[Directions]: Separate out the lines that hold "this".

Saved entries
## Start

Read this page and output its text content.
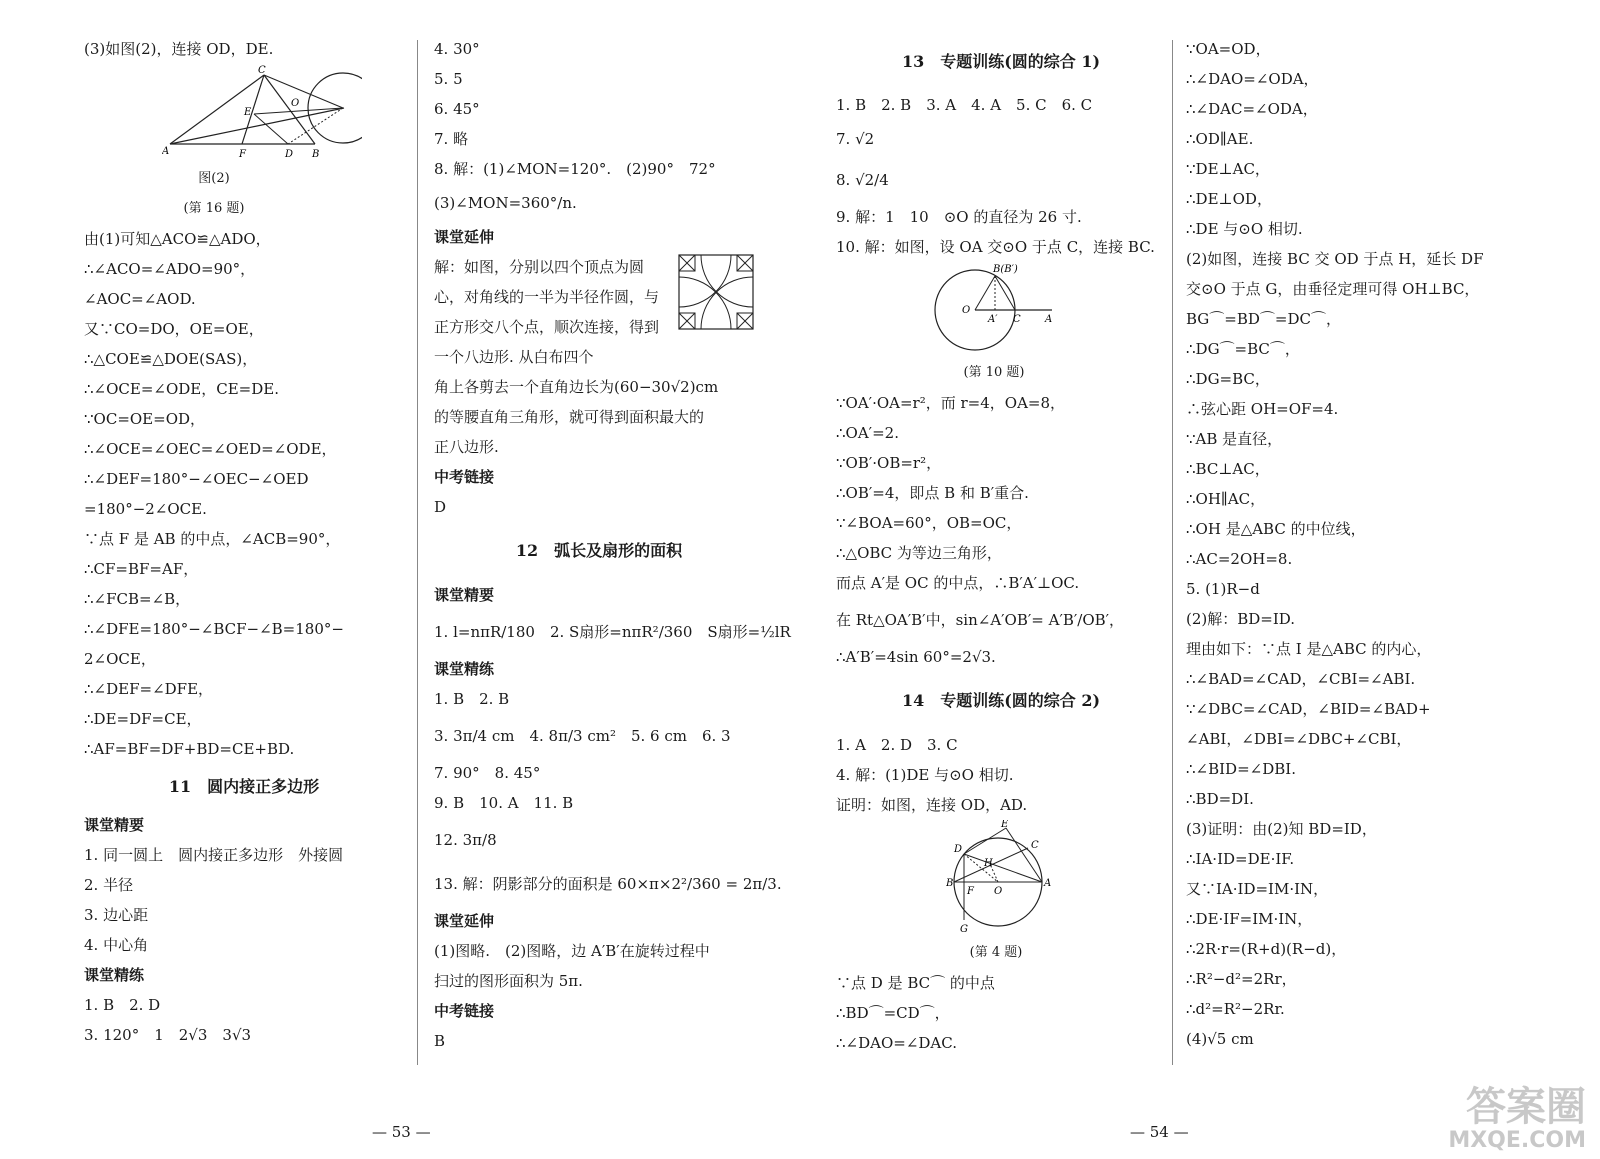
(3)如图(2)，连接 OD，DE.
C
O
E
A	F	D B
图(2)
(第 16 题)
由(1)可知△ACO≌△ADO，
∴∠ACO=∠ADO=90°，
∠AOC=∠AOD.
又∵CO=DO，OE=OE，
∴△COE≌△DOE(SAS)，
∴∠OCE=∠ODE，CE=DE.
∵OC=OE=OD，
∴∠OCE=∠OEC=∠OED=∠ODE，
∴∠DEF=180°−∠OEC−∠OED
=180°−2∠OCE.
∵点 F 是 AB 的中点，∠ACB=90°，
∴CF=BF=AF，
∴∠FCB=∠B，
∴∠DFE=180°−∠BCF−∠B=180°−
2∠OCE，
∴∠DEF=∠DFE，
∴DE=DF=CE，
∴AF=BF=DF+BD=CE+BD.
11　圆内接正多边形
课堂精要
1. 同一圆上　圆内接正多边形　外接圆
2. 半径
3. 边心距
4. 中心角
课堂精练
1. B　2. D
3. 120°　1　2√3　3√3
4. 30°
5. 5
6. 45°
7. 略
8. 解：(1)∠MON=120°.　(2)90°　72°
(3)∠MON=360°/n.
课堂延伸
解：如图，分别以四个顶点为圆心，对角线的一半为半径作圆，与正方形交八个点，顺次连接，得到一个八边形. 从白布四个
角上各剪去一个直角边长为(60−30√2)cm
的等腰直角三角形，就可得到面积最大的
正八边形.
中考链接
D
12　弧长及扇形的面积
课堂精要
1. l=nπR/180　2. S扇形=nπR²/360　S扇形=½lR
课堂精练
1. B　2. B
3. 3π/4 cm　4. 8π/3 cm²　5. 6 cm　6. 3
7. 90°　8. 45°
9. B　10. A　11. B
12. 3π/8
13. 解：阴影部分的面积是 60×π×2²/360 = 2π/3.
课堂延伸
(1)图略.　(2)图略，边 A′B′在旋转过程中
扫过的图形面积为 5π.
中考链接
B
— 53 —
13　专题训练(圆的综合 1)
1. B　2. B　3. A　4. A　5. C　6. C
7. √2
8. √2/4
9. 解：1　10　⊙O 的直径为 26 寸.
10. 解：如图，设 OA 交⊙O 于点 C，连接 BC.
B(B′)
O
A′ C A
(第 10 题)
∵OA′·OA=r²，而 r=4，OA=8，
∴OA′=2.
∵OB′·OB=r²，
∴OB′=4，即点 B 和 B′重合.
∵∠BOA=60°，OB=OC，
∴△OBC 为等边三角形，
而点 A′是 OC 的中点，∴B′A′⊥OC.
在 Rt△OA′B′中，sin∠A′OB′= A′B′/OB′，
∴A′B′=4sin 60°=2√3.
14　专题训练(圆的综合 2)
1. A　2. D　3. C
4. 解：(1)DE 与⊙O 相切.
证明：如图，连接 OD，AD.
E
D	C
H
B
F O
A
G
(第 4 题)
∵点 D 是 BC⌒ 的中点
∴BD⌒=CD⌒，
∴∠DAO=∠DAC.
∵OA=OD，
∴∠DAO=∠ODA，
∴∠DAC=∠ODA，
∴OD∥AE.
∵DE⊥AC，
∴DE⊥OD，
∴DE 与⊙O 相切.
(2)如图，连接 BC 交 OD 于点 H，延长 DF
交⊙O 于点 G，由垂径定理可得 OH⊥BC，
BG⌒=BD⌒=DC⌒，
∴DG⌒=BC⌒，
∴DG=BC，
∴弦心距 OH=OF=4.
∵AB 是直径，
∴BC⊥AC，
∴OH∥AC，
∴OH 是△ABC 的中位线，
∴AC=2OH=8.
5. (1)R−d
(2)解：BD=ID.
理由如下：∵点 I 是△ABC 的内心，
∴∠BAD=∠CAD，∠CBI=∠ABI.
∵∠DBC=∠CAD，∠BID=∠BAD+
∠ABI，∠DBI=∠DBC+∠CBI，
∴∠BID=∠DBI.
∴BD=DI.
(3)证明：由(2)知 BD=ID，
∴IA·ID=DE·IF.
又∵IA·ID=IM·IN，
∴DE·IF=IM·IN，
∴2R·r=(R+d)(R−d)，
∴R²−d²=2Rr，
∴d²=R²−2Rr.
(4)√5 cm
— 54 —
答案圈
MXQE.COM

## End
## Start

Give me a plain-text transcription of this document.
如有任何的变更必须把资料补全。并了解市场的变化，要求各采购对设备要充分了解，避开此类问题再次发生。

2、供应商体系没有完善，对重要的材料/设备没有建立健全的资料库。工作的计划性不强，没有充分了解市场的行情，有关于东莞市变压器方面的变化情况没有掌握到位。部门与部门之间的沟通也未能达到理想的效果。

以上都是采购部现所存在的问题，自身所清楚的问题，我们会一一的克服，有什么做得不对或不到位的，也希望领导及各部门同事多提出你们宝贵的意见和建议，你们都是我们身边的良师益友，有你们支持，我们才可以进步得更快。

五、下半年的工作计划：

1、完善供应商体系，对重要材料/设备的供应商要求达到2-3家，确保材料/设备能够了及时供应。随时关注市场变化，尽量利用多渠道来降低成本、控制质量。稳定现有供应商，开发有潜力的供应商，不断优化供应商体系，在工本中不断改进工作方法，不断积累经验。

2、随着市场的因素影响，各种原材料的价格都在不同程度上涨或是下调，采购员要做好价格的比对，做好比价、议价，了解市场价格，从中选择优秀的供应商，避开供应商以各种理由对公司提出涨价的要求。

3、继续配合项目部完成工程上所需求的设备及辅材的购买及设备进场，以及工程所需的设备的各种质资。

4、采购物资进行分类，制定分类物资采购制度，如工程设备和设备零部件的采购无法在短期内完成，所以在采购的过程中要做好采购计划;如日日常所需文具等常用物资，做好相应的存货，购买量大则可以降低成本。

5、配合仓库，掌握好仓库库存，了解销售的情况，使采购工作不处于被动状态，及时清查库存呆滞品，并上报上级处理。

## End

[Final result]:
Read this page and output its text content.
Give me a plain-text transcription of this document.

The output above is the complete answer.